What is required ->
Reply with one number only, the count of lines holding the string "JSON".

Recorded data ->
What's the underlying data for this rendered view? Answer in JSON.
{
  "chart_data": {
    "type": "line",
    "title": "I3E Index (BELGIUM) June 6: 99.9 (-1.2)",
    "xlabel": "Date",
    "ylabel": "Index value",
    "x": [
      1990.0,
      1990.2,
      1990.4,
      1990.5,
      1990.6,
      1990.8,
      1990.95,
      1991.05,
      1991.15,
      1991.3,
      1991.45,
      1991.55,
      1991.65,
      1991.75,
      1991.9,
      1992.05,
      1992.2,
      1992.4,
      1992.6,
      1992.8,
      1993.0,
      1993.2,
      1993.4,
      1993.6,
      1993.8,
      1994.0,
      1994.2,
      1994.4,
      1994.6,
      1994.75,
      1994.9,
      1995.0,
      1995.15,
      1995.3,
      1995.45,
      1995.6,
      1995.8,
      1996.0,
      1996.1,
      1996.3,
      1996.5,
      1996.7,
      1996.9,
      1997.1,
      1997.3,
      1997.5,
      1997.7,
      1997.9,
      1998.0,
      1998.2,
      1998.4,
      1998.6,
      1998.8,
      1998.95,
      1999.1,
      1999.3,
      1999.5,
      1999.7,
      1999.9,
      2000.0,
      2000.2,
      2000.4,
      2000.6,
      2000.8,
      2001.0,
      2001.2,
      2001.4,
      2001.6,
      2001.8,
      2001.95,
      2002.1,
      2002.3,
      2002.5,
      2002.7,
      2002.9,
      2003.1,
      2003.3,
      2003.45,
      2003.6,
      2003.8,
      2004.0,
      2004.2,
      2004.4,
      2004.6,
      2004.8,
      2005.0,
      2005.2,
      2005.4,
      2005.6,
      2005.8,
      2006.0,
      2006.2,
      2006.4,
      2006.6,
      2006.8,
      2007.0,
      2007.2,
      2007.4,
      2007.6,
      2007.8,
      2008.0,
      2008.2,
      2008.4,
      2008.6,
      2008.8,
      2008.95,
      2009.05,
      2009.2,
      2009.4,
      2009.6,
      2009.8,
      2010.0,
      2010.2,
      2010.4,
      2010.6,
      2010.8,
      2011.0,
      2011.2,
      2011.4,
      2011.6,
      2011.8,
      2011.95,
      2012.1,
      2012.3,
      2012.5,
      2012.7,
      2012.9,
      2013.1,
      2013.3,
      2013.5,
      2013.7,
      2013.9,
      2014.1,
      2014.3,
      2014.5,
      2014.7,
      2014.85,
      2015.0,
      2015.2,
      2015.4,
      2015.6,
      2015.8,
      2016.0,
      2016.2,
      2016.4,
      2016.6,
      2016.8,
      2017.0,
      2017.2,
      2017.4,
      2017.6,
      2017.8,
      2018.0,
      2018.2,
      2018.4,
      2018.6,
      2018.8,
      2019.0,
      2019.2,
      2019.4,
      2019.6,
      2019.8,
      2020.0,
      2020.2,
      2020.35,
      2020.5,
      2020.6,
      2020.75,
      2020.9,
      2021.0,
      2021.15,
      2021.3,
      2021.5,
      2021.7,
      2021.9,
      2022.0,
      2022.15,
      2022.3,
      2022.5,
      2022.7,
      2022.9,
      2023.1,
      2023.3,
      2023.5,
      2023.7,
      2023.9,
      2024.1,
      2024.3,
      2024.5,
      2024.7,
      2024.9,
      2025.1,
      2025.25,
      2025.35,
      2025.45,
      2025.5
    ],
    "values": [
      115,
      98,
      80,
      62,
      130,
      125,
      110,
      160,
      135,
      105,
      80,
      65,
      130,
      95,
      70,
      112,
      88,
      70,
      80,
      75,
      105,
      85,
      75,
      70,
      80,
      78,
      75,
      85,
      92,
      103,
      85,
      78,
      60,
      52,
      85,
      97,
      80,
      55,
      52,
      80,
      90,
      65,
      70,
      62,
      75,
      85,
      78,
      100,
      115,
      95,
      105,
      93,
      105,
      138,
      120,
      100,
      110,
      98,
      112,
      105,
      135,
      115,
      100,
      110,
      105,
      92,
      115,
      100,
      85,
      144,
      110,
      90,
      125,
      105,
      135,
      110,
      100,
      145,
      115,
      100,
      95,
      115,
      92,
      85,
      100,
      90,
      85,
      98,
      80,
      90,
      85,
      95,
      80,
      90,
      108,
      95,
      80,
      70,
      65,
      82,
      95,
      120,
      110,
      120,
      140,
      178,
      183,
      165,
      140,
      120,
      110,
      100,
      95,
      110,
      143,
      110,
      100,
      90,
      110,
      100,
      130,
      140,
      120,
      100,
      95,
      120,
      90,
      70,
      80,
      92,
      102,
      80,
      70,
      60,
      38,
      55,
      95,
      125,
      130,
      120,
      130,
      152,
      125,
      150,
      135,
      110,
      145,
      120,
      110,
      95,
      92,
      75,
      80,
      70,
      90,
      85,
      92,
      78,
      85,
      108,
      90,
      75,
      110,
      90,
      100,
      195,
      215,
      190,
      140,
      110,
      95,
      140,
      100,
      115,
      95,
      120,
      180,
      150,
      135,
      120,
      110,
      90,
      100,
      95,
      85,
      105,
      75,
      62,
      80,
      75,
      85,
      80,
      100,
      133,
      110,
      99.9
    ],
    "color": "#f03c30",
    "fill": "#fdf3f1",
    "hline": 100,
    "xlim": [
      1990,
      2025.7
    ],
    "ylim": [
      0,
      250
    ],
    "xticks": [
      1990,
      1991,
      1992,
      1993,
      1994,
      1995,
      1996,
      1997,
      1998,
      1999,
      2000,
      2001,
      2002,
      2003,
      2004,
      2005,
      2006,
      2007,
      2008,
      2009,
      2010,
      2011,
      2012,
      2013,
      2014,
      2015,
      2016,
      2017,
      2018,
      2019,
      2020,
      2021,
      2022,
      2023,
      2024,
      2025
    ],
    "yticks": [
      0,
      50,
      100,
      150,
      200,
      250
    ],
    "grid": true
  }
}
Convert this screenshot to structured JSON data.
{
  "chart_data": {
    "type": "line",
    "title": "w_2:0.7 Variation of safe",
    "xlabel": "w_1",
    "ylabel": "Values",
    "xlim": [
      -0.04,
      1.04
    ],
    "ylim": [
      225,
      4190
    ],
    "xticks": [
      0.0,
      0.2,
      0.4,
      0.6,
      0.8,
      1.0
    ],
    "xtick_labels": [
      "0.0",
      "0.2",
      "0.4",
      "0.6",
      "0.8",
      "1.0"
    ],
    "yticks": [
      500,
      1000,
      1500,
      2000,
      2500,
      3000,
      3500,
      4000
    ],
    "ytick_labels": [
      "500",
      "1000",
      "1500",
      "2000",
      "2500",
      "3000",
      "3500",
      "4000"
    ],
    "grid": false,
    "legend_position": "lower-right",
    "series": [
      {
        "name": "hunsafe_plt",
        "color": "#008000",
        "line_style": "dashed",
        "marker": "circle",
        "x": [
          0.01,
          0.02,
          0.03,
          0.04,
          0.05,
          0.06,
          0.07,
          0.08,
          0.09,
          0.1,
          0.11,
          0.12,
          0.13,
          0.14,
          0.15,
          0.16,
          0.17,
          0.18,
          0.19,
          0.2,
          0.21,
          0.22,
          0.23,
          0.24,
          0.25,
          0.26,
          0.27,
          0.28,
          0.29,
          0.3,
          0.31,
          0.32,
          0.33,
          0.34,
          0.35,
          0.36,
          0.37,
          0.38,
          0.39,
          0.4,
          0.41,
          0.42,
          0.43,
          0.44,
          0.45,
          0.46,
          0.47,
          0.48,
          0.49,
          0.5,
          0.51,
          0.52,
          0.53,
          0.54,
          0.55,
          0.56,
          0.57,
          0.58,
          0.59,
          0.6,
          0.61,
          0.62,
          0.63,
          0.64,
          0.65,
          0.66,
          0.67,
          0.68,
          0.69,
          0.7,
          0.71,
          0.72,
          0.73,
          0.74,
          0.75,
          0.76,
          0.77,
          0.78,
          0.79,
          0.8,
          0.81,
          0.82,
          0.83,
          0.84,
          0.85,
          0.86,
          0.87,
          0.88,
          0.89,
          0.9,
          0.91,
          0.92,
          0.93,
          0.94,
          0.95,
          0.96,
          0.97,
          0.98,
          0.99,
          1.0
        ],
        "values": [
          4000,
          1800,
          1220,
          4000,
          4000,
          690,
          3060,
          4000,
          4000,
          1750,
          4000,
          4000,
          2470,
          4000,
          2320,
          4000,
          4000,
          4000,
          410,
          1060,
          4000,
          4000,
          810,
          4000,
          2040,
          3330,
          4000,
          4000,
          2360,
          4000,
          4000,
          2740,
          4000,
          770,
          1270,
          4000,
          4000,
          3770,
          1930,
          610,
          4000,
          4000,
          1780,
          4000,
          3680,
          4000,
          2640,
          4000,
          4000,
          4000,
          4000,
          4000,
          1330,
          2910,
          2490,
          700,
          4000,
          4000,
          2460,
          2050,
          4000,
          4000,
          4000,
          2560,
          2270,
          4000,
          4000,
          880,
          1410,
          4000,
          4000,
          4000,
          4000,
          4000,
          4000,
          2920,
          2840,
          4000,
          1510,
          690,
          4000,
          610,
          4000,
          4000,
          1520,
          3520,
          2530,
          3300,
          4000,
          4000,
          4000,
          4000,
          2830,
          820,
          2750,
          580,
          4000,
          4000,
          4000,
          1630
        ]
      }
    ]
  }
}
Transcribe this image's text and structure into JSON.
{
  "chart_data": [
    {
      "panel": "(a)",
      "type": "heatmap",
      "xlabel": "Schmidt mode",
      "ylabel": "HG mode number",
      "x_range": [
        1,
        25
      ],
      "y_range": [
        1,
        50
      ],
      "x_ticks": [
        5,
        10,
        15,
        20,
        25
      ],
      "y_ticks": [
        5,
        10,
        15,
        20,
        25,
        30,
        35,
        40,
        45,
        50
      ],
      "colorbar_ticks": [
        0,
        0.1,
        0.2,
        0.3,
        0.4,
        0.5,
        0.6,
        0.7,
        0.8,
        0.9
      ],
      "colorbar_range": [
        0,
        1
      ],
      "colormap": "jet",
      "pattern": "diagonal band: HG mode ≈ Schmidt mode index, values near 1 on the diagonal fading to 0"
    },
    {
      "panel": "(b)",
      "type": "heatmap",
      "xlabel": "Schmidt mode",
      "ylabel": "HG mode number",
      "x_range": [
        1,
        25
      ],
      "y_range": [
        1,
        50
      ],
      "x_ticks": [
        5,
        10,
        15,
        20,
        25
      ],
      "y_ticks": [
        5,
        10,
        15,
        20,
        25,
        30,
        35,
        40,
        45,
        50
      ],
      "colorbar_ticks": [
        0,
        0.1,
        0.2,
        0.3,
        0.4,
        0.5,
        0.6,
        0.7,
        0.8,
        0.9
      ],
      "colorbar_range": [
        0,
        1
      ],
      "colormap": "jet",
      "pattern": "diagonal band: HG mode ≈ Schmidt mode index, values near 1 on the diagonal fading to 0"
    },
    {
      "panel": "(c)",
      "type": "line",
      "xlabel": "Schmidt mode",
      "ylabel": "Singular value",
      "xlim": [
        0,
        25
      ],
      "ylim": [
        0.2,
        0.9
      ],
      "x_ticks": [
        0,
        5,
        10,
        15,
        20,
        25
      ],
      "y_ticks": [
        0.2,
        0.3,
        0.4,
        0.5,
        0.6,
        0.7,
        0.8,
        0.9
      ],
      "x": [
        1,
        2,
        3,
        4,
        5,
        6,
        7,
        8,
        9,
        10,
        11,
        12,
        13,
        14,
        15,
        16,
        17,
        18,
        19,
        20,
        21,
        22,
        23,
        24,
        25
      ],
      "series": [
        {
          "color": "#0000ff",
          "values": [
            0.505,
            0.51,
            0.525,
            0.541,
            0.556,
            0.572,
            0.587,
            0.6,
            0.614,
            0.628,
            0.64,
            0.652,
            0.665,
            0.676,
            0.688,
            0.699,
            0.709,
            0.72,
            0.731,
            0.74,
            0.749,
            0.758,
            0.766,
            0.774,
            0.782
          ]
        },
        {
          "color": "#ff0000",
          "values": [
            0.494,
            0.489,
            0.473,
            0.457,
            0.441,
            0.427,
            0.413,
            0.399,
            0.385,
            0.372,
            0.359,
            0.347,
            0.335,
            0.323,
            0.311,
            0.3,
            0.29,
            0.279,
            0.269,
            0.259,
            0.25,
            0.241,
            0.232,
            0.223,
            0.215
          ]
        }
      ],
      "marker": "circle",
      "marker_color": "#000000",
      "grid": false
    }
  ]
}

Response to this exercise ->
3